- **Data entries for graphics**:
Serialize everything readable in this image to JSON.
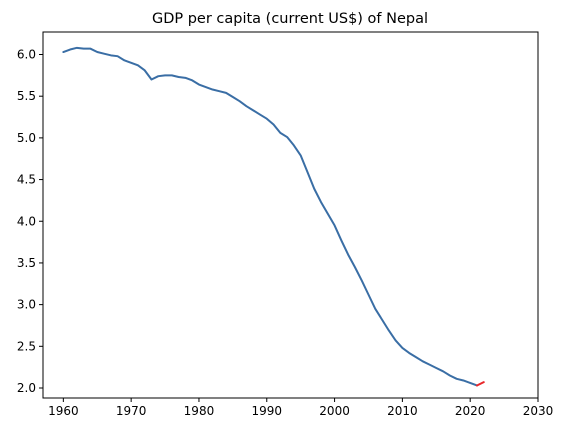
{
  "chart_data": {
    "type": "line",
    "title": "GDP per capita (current US$) of Nepal",
    "xlabel": "",
    "ylabel": "",
    "xlim": [
      1957,
      2030
    ],
    "ylim": [
      1.88,
      6.27
    ],
    "xticks": [
      1960,
      1970,
      1980,
      1990,
      2000,
      2010,
      2020,
      2030
    ],
    "yticks": [
      2.0,
      2.5,
      3.0,
      3.5,
      4.0,
      4.5,
      5.0,
      5.5,
      6.0
    ],
    "xtick_labels": [
      "1960",
      "1970",
      "1980",
      "1990",
      "2000",
      "2010",
      "2020",
      "2030"
    ],
    "ytick_labels": [
      "2.0",
      "2.5",
      "3.0",
      "3.5",
      "4.0",
      "4.5",
      "5.0",
      "5.5",
      "6.0"
    ],
    "grid": false,
    "legend": false,
    "series": [
      {
        "color": "#3a6ea5",
        "x": [
          1960,
          1961,
          1962,
          1963,
          1964,
          1965,
          1966,
          1967,
          1968,
          1969,
          1970,
          1971,
          1972,
          1973,
          1974,
          1975,
          1976,
          1977,
          1978,
          1979,
          1980,
          1981,
          1982,
          1983,
          1984,
          1985,
          1986,
          1987,
          1988,
          1989,
          1990,
          1991,
          1992,
          1993,
          1994,
          1995,
          1996,
          1997,
          1998,
          1999,
          2000,
          2001,
          2002,
          2003,
          2004,
          2005,
          2006,
          2007,
          2008,
          2009,
          2010,
          2011,
          2012,
          2013,
          2014,
          2015,
          2016,
          2017,
          2018,
          2019,
          2020,
          2021
        ],
        "y": [
          6.03,
          6.06,
          6.08,
          6.07,
          6.07,
          6.03,
          6.01,
          5.99,
          5.98,
          5.93,
          5.9,
          5.87,
          5.81,
          5.7,
          5.74,
          5.75,
          5.75,
          5.73,
          5.72,
          5.69,
          5.64,
          5.61,
          5.58,
          5.56,
          5.54,
          5.49,
          5.44,
          5.38,
          5.33,
          5.28,
          5.23,
          5.16,
          5.06,
          5.01,
          4.91,
          4.79,
          4.59,
          4.39,
          4.23,
          4.09,
          3.95,
          3.77,
          3.6,
          3.45,
          3.29,
          3.12,
          2.95,
          2.82,
          2.69,
          2.57,
          2.48,
          2.42,
          2.37,
          2.32,
          2.28,
          2.24,
          2.2,
          2.15,
          2.11,
          2.09,
          2.06,
          2.03
        ]
      },
      {
        "color": "#e8272a",
        "x": [
          2021,
          2022
        ],
        "y": [
          2.03,
          2.07
        ]
      }
    ]
  }
}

- **Exercise**:
Leave the images out and output the remaining material exactly as it stands.

- **Answer in full**:
Serialize everything readable in this image to JSON.
{
  "chart_data": {
    "type": "line",
    "title": "GDP per capita (current US$) of Nepal",
    "xlabel": "",
    "ylabel": "",
    "xlim": [
      1957,
      2030
    ],
    "ylim": [
      1.88,
      6.27
    ],
    "xticks": [
      1960,
      1970,
      1980,
      1990,
      2000,
      2010,
      2020,
      2030
    ],
    "yticks": [
      2.0,
      2.5,
      3.0,
      3.5,
      4.0,
      4.5,
      5.0,
      5.5,
      6.0
    ],
    "xtick_labels": [
      "1960",
      "1970",
      "1980",
      "1990",
      "2000",
      "2010",
      "2020",
      "2030"
    ],
    "ytick_labels": [
      "2.0",
      "2.5",
      "3.0",
      "3.5",
      "4.0",
      "4.5",
      "5.0",
      "5.5",
      "6.0"
    ],
    "grid": false,
    "legend": false,
    "series": [
      {
        "color": "#3a6ea5",
        "x": [
          1960,
          1961,
          1962,
          1963,
          1964,
          1965,
          1966,
          1967,
          1968,
          1969,
          1970,
          1971,
          1972,
          1973,
          1974,
          1975,
          1976,
          1977,
          1978,
          1979,
          1980,
          1981,
          1982,
          1983,
          1984,
          1985,
          1986,
          1987,
          1988,
          1989,
          1990,
          1991,
          1992,
          1993,
          1994,
          1995,
          1996,
          1997,
          1998,
          1999,
          2000,
          2001,
          2002,
          2003,
          2004,
          2005,
          2006,
          2007,
          2008,
          2009,
          2010,
          2011,
          2012,
          2013,
          2014,
          2015,
          2016,
          2017,
          2018,
          2019,
          2020,
          2021
        ],
        "y": [
          6.03,
          6.06,
          6.08,
          6.07,
          6.07,
          6.03,
          6.01,
          5.99,
          5.98,
          5.93,
          5.9,
          5.87,
          5.81,
          5.7,
          5.74,
          5.75,
          5.75,
          5.73,
          5.72,
          5.69,
          5.64,
          5.61,
          5.58,
          5.56,
          5.54,
          5.49,
          5.44,
          5.38,
          5.33,
          5.28,
          5.23,
          5.16,
          5.06,
          5.01,
          4.91,
          4.79,
          4.59,
          4.39,
          4.23,
          4.09,
          3.95,
          3.77,
          3.6,
          3.45,
          3.29,
          3.12,
          2.95,
          2.82,
          2.69,
          2.57,
          2.48,
          2.42,
          2.37,
          2.32,
          2.28,
          2.24,
          2.2,
          2.15,
          2.11,
          2.09,
          2.06,
          2.03
        ]
      },
      {
        "color": "#e8272a",
        "x": [
          2021,
          2022
        ],
        "y": [
          2.03,
          2.07
        ]
      }
    ]
  }
}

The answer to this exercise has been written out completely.